— Problem statement —
Select and copy out every line in the records containing "these".
== Source material
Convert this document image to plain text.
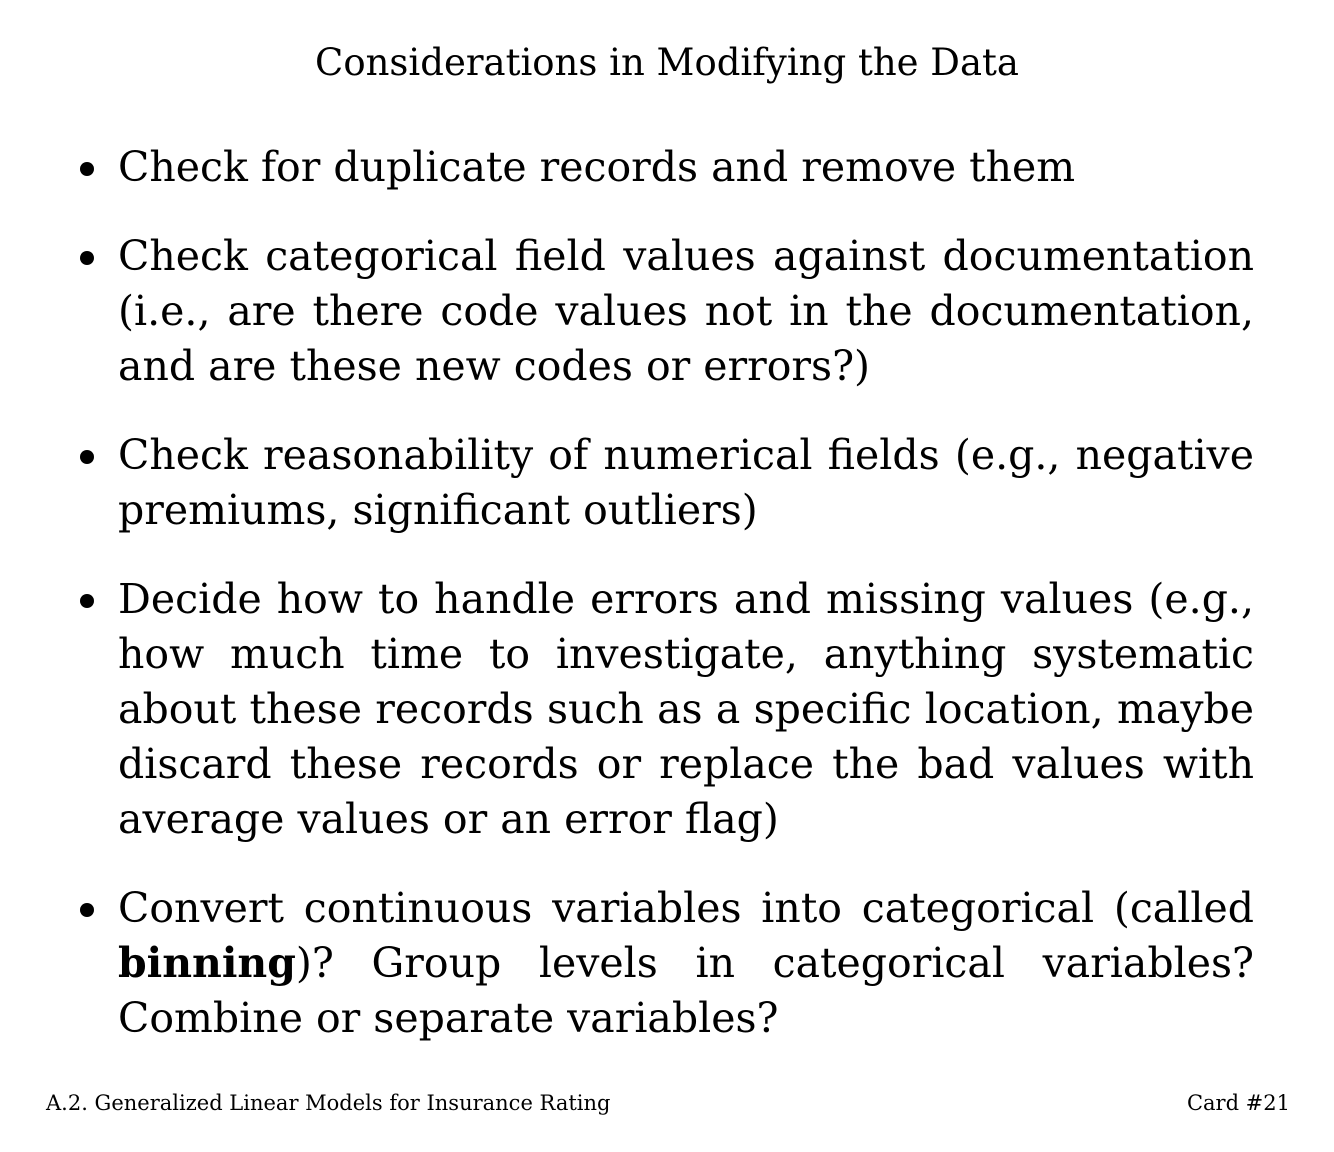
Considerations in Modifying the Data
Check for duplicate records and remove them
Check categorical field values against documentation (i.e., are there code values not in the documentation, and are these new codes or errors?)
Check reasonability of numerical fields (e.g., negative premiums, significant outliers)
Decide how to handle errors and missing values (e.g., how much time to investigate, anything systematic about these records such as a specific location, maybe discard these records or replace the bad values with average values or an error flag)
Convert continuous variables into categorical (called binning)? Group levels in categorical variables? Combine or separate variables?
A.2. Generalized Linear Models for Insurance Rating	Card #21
====
— Response to the exercise —
Check categorical field values against documentation (i.e., are there code values not in the documentation, and are these new codes or errors?)
Decide how to handle errors and missing values (e.g., how much time to investigate, anything systematic about these records such as a specific location, maybe discard these records or replace the bad values with average values or an error flag)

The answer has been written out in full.